### Requirements
In the data below, find every line with the string "Siberian" and pull it out.

___ Material supplied

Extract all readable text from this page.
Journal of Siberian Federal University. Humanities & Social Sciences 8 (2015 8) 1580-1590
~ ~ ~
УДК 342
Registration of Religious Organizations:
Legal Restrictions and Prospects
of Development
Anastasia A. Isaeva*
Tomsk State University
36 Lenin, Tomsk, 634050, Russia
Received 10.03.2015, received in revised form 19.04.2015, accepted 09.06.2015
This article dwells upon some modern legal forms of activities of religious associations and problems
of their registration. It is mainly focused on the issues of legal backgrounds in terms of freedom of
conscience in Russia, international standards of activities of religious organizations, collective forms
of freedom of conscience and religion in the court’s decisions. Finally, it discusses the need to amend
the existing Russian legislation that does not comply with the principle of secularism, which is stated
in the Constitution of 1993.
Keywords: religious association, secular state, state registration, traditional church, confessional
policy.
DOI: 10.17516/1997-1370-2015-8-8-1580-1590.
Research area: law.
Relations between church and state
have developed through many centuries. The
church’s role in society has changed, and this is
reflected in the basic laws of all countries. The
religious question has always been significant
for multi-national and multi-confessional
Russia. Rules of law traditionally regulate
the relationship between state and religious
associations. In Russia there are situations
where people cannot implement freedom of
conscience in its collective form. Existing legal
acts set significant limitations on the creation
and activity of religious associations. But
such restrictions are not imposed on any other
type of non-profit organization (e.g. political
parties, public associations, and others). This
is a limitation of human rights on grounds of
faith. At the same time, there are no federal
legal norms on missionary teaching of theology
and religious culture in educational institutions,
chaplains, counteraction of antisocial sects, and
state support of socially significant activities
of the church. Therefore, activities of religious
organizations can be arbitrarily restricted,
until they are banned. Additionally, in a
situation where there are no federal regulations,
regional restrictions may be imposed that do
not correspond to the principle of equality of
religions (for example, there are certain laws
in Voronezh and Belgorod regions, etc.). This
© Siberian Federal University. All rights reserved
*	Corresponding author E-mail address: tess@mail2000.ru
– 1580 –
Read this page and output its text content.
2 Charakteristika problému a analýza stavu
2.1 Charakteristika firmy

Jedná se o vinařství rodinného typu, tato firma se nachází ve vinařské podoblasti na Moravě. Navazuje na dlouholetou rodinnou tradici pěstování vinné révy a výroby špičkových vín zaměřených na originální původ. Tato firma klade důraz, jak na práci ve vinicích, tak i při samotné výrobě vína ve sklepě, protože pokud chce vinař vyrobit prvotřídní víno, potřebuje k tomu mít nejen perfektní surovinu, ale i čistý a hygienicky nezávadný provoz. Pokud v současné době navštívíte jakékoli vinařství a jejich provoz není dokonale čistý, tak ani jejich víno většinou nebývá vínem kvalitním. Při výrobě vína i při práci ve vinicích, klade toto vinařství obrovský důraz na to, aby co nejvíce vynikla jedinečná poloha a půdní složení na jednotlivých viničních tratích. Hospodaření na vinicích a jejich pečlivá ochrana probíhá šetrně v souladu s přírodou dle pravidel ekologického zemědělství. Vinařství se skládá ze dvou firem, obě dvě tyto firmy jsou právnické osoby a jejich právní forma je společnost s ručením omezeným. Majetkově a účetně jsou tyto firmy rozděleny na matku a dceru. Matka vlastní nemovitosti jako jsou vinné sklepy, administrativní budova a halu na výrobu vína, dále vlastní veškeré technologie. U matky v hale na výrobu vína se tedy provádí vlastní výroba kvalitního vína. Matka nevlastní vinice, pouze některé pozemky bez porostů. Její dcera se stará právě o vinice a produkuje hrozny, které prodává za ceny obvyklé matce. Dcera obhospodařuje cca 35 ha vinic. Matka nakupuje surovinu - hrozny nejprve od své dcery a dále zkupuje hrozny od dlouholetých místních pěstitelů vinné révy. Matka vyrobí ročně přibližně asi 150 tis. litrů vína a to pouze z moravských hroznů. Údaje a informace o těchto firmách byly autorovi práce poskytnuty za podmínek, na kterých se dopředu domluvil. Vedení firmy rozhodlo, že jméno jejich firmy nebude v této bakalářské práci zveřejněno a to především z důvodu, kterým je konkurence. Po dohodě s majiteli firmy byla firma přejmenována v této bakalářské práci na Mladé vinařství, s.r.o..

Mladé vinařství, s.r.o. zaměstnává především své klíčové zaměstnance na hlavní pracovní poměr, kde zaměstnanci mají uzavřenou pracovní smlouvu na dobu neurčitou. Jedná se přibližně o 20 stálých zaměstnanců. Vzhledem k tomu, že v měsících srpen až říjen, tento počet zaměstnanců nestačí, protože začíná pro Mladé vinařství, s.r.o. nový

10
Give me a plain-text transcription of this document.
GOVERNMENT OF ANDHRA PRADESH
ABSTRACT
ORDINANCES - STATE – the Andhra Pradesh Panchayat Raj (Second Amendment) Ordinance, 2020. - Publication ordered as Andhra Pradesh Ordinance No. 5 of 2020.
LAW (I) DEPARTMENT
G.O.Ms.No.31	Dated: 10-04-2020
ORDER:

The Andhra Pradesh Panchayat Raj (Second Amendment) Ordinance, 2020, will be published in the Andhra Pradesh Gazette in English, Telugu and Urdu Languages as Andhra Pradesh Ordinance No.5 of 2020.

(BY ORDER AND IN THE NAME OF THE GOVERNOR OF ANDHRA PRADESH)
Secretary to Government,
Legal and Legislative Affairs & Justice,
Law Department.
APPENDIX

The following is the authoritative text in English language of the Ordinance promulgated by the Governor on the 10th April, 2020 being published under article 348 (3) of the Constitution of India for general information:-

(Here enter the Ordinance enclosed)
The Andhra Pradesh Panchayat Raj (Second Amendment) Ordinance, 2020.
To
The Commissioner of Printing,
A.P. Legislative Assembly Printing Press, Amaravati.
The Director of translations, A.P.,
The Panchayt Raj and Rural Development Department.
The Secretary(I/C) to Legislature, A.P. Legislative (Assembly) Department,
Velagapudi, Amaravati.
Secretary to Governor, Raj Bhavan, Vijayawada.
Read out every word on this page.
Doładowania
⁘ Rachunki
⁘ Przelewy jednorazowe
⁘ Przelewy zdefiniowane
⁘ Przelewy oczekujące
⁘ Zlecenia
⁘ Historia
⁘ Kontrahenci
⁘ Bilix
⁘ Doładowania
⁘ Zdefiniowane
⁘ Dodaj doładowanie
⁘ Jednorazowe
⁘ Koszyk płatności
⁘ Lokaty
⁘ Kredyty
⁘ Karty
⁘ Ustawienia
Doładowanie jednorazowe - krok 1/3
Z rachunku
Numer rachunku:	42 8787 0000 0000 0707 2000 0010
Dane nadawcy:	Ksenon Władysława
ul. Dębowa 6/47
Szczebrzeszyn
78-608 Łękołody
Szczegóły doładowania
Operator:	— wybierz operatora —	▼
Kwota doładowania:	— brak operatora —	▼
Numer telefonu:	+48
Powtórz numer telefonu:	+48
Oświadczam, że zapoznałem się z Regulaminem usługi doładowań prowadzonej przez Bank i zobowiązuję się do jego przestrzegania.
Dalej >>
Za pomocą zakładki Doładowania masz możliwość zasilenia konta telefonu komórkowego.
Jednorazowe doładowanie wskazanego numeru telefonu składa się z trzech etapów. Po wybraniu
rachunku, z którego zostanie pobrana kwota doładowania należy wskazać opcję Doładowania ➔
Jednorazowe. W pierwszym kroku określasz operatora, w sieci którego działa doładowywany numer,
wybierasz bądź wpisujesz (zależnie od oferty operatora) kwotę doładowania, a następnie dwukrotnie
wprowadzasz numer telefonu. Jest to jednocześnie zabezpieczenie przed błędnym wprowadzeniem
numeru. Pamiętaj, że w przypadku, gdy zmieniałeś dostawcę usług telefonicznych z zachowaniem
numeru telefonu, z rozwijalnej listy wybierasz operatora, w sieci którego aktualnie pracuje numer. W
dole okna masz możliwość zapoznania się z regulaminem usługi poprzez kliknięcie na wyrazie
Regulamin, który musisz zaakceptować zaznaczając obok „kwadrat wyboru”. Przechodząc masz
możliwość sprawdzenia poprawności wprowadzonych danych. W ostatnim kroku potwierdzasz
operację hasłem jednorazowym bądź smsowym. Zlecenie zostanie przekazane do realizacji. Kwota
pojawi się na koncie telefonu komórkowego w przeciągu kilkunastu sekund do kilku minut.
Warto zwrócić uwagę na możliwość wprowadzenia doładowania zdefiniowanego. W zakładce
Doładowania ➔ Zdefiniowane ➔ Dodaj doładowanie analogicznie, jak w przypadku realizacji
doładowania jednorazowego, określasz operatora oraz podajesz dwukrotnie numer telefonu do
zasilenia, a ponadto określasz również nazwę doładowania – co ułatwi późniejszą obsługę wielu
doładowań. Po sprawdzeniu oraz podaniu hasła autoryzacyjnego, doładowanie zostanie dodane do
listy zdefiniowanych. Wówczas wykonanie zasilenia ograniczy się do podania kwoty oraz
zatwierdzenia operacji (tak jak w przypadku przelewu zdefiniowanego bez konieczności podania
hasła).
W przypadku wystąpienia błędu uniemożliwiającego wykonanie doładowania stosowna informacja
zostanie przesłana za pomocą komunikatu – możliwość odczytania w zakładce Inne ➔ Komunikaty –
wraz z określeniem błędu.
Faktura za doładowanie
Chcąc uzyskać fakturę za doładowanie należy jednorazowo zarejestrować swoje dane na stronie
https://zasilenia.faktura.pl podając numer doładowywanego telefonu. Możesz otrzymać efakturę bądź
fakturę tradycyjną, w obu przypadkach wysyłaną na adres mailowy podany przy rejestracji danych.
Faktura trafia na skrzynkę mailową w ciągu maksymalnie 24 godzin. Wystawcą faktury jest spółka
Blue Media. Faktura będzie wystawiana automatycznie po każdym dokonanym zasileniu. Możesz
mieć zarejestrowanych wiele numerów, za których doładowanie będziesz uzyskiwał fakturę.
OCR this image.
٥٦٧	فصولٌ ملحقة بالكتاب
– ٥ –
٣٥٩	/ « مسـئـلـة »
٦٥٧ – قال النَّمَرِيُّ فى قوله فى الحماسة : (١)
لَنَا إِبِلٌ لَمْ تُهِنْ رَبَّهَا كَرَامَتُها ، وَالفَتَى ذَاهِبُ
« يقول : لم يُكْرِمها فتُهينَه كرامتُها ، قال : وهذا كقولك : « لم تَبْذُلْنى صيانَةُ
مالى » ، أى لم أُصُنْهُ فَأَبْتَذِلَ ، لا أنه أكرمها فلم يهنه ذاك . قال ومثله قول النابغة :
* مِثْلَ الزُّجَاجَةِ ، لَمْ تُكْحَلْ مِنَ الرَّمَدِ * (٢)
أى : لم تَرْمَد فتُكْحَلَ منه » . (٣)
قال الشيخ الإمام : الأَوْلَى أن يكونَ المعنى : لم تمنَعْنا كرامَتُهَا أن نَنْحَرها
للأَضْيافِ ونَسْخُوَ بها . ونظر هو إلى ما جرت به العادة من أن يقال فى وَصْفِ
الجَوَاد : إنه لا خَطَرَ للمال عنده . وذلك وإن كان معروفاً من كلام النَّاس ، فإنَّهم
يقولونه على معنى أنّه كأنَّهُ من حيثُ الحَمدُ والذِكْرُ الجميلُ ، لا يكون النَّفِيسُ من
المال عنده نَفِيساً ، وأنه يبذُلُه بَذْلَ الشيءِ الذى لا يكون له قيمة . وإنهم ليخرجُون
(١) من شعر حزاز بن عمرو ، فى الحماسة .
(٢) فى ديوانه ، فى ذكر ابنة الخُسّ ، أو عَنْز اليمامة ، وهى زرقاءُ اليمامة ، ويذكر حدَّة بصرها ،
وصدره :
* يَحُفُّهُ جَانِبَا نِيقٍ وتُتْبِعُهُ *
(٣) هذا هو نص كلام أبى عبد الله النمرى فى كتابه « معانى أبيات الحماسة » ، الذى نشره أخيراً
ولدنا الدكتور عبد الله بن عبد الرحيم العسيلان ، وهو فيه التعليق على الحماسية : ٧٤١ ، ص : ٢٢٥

______

### Reply to the task
Journal of Siberian Federal University. Humanities & Social Sciences 8 (2015 8) 1580-1590
© Siberian Federal University. All rights reserved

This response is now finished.